**DIRECTIONS**
Read through the records below and copy each line that uses the word "image".

**MATERIAL FOR THIS EXERCISE**
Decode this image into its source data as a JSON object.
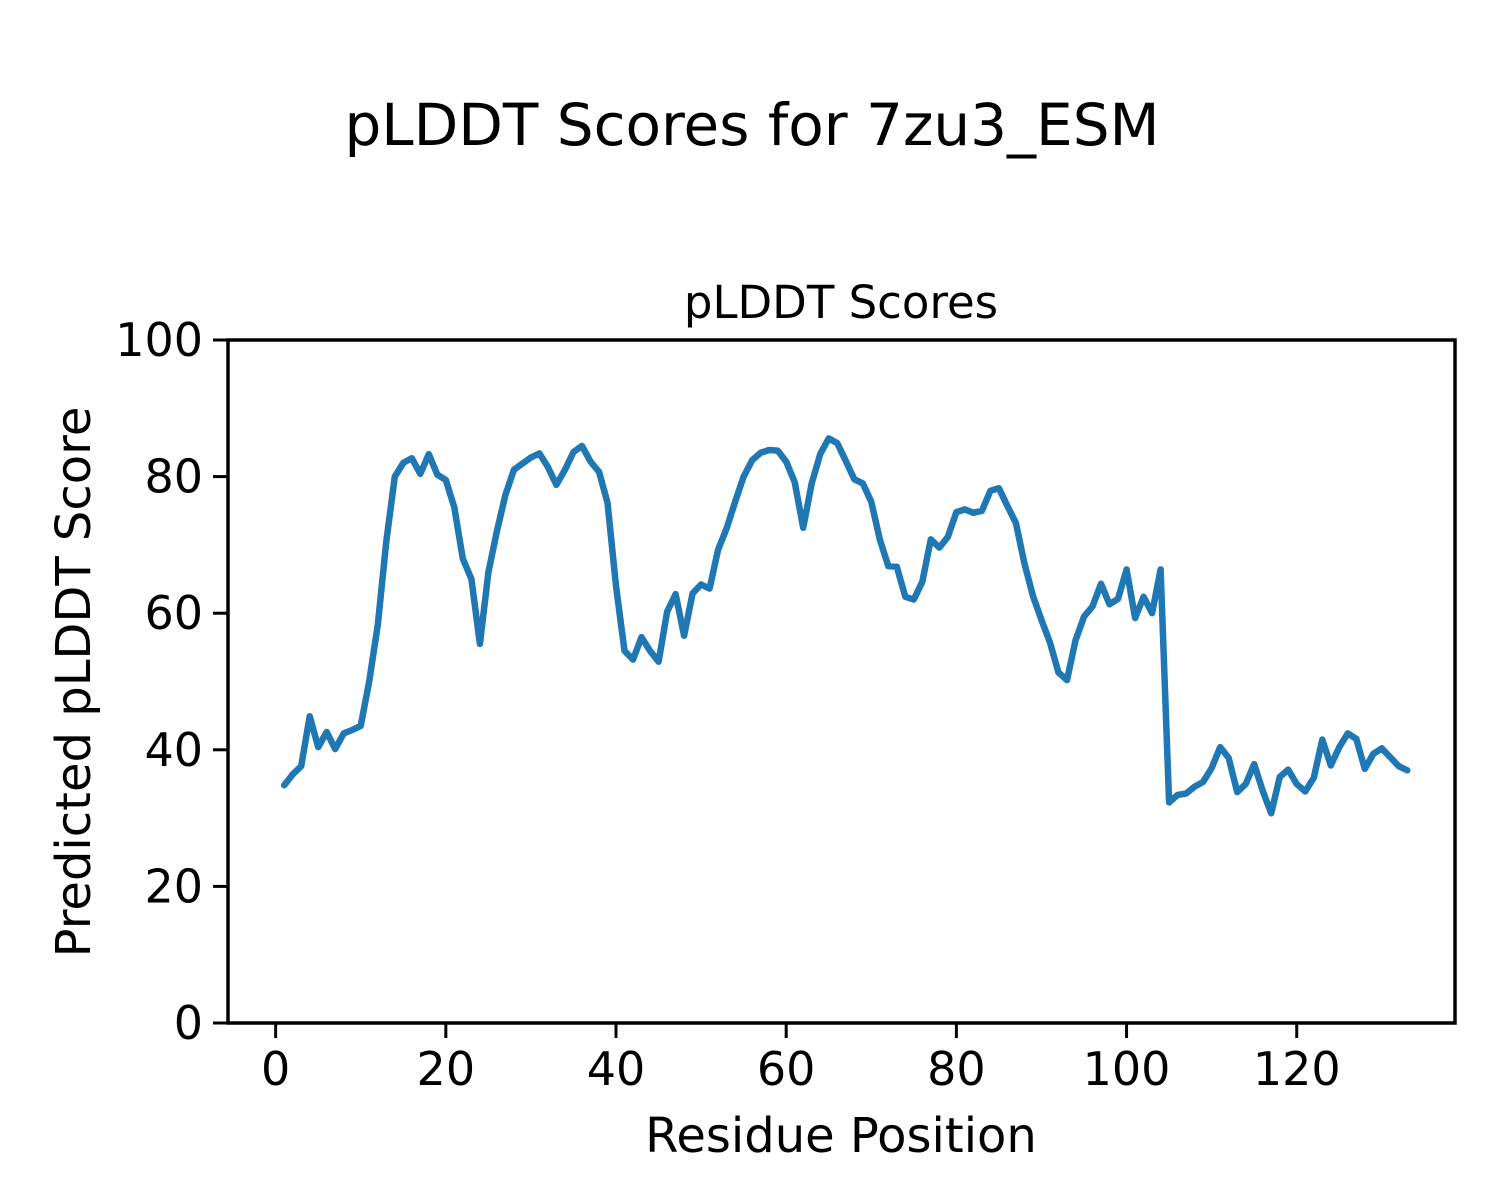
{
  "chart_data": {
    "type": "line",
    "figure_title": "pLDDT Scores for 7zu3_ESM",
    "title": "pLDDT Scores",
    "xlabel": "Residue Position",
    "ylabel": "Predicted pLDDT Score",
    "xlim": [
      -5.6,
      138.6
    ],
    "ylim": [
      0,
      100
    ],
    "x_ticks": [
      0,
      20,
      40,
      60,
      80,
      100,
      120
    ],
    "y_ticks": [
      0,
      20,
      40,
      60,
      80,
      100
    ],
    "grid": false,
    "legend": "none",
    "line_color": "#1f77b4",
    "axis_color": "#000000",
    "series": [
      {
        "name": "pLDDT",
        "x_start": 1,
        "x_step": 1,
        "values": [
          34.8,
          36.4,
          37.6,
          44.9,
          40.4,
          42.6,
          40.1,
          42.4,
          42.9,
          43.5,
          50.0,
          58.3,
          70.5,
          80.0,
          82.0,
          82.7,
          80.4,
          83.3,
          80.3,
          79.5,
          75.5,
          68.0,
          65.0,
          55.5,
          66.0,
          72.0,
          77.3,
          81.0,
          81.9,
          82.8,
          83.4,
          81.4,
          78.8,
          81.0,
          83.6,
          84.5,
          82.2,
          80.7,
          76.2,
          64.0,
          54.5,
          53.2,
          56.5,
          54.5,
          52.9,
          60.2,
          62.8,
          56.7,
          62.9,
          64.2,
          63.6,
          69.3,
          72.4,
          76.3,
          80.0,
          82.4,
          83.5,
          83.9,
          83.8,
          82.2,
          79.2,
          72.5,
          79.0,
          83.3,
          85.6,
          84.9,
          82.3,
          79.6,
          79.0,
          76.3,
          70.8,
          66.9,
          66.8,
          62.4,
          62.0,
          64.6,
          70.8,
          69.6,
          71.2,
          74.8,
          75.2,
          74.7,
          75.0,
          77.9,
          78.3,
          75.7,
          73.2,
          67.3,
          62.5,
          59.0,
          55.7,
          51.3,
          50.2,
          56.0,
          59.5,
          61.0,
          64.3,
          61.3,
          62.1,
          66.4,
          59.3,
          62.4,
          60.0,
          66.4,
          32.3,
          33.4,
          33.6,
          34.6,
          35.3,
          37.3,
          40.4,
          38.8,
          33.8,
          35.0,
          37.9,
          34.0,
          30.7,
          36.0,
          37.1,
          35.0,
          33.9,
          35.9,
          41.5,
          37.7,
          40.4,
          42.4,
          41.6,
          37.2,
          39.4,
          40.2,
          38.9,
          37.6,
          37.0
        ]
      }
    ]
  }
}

==

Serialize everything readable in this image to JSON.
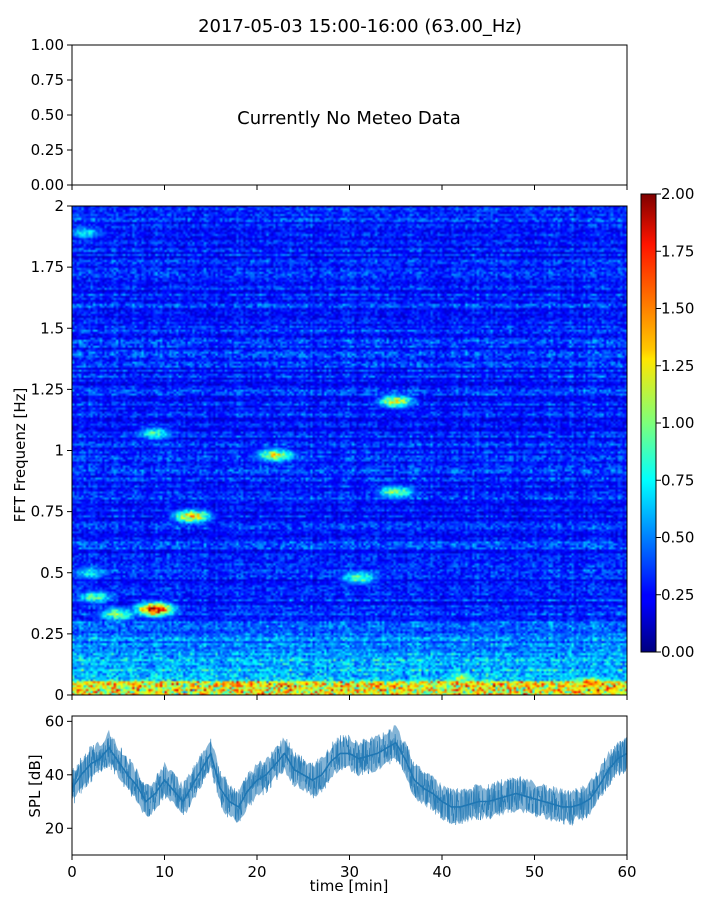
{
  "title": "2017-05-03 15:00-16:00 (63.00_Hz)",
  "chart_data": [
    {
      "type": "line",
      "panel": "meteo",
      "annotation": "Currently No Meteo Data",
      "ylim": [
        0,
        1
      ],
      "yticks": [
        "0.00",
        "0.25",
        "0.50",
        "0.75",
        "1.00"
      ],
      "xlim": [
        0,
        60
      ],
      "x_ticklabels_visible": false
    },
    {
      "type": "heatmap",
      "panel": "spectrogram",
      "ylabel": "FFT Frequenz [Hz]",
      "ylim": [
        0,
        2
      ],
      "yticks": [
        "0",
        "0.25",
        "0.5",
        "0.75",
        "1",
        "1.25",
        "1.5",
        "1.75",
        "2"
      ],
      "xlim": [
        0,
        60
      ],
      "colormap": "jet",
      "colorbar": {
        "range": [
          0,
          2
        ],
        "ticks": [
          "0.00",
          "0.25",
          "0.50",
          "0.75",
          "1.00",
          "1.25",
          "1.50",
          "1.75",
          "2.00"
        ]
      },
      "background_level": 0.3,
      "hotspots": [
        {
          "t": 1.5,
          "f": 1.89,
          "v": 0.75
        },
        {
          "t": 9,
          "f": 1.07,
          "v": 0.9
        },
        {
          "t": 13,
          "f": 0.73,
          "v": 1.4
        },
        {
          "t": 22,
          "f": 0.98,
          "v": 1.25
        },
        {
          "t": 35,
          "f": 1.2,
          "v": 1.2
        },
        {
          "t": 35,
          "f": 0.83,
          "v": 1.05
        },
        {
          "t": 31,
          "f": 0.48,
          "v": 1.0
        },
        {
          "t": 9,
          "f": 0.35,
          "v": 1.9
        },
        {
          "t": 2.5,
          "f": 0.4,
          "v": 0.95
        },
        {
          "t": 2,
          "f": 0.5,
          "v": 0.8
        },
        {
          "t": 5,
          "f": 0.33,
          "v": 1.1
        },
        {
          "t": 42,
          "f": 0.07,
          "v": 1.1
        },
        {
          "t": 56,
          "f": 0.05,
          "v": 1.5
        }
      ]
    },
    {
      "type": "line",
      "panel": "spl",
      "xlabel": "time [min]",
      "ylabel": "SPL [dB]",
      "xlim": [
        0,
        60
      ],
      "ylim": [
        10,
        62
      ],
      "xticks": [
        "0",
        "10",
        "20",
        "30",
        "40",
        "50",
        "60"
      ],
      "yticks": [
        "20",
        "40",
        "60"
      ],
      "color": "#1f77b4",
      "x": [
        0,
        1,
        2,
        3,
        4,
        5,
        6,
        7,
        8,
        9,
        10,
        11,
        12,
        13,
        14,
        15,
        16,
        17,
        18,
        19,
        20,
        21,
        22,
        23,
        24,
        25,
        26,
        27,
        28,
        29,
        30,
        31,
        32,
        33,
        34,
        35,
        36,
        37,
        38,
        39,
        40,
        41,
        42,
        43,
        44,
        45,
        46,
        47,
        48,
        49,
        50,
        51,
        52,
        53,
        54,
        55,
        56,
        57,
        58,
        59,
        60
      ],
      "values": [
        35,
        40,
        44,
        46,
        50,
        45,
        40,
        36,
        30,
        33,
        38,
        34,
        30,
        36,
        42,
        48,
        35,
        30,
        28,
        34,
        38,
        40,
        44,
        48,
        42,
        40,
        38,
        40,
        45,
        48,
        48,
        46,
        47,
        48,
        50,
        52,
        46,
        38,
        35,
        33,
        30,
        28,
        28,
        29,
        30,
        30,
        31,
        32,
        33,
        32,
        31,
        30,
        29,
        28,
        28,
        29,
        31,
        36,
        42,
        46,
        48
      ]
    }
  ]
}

---

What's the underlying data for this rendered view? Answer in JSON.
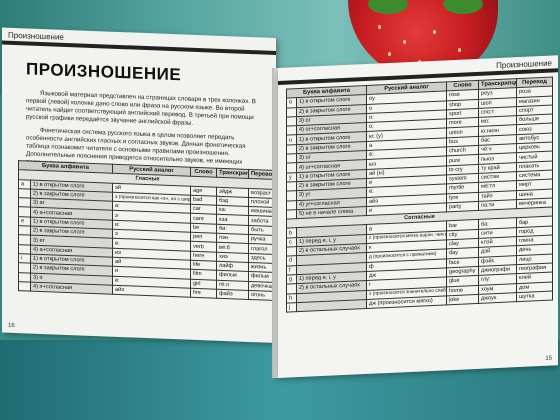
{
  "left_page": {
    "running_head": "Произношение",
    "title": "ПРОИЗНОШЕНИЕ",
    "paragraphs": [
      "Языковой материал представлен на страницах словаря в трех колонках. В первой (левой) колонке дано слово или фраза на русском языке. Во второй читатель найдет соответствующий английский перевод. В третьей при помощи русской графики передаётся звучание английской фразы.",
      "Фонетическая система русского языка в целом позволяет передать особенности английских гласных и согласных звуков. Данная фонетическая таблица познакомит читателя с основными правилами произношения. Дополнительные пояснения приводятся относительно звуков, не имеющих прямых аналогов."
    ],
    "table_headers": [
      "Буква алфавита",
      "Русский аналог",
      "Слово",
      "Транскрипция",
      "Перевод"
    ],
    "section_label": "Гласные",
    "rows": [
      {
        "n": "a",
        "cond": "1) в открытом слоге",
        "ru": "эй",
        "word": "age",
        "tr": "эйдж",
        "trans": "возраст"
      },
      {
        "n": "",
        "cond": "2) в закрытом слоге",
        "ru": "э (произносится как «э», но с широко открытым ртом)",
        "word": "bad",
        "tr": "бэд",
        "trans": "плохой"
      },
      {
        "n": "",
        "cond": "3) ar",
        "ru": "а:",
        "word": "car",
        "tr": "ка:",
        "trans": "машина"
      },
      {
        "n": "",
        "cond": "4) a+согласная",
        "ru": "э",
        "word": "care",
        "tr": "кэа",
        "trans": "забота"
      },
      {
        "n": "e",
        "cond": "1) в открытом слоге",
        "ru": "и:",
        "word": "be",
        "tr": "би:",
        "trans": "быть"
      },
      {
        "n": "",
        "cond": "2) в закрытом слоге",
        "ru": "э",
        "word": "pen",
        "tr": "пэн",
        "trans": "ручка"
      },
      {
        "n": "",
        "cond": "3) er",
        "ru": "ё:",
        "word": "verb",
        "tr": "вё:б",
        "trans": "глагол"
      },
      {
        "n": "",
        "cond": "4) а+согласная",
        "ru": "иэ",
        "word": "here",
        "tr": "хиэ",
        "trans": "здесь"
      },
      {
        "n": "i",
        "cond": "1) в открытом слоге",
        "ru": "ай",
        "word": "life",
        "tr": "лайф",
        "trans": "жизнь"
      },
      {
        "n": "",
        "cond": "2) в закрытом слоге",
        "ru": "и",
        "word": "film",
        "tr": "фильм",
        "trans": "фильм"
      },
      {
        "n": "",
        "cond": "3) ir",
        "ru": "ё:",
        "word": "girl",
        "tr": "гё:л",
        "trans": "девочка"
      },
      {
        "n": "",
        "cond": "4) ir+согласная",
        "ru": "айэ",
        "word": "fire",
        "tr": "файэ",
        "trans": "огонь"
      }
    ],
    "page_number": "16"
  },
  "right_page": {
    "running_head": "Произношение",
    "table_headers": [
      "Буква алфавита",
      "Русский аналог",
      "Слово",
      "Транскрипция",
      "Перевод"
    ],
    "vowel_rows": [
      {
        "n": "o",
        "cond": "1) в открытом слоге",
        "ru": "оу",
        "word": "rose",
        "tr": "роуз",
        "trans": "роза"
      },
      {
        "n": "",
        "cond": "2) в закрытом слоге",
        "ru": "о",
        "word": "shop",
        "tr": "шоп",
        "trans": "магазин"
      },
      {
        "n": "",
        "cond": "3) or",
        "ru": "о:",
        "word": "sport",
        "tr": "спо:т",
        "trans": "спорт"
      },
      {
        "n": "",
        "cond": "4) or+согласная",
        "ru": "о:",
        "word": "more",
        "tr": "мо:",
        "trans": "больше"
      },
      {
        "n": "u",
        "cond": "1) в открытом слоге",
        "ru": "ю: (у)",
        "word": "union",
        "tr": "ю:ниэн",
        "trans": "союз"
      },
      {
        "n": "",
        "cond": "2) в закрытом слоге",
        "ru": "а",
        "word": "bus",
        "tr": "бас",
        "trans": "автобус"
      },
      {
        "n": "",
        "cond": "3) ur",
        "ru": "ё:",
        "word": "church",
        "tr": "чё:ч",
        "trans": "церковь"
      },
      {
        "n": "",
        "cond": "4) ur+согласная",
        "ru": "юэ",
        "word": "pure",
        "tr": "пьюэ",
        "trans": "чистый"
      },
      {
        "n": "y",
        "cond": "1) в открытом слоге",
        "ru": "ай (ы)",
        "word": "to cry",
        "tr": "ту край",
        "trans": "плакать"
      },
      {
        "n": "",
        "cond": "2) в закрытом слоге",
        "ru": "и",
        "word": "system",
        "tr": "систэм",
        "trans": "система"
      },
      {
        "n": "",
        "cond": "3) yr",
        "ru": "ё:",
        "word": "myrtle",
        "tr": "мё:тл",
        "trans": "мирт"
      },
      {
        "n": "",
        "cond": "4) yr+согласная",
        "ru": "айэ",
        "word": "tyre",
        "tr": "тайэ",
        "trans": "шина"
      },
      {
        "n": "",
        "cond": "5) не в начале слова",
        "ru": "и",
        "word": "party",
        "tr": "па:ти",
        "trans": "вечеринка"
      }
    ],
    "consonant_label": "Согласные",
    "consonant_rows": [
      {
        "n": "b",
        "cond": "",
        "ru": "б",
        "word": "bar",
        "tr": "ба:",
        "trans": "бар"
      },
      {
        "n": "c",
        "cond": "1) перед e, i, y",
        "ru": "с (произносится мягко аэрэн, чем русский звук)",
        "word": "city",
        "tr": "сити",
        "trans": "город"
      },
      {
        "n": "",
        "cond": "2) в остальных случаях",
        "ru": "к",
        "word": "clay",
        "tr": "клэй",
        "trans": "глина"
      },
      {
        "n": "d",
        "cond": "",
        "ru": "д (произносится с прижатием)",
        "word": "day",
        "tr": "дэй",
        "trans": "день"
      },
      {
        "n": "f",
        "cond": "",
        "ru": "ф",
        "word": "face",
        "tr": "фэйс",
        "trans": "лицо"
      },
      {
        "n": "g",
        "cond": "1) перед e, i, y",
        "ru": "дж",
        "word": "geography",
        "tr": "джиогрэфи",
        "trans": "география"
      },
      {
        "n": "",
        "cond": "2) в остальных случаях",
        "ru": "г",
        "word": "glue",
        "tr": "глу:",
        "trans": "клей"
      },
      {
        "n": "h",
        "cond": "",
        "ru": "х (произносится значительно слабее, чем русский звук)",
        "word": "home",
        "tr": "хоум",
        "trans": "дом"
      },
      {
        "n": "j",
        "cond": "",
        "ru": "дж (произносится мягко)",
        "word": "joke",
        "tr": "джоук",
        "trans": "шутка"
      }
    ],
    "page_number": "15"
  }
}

**EXERCISE SOLUTION**
Decode this image into its source data as a JSON object.
Serialize everything readable in this image to JSON.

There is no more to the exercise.